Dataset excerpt
[Start]

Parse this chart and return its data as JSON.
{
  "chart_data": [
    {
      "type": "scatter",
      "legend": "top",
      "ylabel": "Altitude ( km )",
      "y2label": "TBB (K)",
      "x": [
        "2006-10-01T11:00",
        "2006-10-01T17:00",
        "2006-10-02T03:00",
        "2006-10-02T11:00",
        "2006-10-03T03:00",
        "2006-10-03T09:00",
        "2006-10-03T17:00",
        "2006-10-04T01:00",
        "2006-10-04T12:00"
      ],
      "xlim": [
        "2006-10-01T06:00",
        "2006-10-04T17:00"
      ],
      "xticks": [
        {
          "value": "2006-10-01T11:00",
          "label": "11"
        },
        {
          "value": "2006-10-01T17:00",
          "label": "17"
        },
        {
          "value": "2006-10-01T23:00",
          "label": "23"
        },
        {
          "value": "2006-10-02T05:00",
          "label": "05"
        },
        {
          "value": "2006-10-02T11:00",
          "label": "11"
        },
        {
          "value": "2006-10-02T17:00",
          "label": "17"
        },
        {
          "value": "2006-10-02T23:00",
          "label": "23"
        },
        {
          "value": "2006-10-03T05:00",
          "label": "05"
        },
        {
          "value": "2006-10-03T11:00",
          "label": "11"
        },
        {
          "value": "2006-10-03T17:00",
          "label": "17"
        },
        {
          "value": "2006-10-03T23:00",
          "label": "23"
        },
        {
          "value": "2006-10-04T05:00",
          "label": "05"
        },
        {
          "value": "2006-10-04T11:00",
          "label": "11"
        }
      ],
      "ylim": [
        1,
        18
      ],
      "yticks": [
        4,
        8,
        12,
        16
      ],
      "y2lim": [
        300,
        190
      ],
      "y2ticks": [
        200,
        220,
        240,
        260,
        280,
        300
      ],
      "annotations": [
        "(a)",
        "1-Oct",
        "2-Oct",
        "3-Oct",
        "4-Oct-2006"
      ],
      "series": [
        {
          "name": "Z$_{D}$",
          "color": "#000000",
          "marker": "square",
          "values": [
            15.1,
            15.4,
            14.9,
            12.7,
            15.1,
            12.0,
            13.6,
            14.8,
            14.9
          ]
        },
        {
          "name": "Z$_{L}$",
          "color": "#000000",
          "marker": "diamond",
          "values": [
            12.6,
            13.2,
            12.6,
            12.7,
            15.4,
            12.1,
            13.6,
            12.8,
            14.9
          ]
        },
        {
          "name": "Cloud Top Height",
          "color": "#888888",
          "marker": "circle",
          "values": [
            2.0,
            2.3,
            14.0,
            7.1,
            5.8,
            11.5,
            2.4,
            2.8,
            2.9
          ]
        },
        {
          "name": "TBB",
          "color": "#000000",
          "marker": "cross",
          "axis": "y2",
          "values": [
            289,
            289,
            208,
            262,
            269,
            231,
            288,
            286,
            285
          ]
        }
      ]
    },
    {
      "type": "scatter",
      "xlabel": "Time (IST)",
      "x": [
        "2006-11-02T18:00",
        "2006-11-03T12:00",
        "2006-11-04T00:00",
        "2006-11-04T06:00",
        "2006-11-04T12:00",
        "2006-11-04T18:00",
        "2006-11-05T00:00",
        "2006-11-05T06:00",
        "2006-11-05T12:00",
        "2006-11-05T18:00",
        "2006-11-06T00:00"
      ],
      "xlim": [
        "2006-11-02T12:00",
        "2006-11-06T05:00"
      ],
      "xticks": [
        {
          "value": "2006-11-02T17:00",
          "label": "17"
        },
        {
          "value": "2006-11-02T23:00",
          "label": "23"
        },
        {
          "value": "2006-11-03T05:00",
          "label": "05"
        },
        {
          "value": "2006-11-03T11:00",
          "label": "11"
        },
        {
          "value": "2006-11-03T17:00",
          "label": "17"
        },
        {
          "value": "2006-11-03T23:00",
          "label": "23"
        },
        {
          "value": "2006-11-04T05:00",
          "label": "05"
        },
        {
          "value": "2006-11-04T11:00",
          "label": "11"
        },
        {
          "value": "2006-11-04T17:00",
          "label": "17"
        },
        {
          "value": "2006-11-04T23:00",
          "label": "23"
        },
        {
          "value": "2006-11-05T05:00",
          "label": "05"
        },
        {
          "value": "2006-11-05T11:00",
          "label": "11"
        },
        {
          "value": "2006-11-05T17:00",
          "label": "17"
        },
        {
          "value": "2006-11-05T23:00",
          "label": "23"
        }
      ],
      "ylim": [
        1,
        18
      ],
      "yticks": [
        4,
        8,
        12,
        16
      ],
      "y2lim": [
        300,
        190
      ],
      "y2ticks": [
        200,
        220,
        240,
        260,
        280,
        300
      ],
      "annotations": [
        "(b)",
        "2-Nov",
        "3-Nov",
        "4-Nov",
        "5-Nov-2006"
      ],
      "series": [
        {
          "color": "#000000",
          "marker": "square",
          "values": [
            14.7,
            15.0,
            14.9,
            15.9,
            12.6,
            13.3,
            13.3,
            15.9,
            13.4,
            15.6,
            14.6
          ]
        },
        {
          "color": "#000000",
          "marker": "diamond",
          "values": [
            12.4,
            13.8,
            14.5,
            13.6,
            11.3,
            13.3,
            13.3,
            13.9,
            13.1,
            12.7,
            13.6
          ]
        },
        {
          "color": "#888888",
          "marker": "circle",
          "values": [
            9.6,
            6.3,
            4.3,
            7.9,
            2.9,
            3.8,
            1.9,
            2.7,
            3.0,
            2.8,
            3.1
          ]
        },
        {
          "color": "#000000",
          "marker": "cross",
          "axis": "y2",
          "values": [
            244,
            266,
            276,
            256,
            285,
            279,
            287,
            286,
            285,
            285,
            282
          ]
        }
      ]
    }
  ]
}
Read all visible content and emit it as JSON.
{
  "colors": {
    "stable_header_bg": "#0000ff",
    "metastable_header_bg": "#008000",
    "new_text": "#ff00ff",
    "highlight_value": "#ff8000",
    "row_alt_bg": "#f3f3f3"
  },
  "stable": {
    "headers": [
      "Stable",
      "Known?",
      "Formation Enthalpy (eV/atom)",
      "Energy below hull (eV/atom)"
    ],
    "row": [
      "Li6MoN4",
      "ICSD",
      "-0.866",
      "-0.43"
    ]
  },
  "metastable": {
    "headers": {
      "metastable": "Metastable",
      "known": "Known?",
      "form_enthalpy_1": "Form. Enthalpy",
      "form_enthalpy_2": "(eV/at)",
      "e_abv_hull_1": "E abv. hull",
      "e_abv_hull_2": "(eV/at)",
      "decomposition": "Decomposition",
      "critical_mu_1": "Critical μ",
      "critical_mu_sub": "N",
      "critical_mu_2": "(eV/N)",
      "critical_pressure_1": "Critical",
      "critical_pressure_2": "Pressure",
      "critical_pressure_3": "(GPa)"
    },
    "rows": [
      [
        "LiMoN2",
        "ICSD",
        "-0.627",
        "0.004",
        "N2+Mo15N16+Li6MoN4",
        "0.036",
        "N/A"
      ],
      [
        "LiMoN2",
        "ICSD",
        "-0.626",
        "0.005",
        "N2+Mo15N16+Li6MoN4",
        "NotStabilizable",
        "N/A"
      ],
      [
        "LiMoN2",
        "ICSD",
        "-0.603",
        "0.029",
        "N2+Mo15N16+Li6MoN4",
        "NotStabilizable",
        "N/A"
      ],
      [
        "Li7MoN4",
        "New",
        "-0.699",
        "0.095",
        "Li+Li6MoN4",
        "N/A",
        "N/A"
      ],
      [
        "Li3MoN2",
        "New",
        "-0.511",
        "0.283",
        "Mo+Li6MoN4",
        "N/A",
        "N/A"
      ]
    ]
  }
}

[End]

To do: Gather each line in these records that contains the string "JSON".

Right answer:
Parse this chart and return its data as JSON.
Read all visible content and emit it as JSON.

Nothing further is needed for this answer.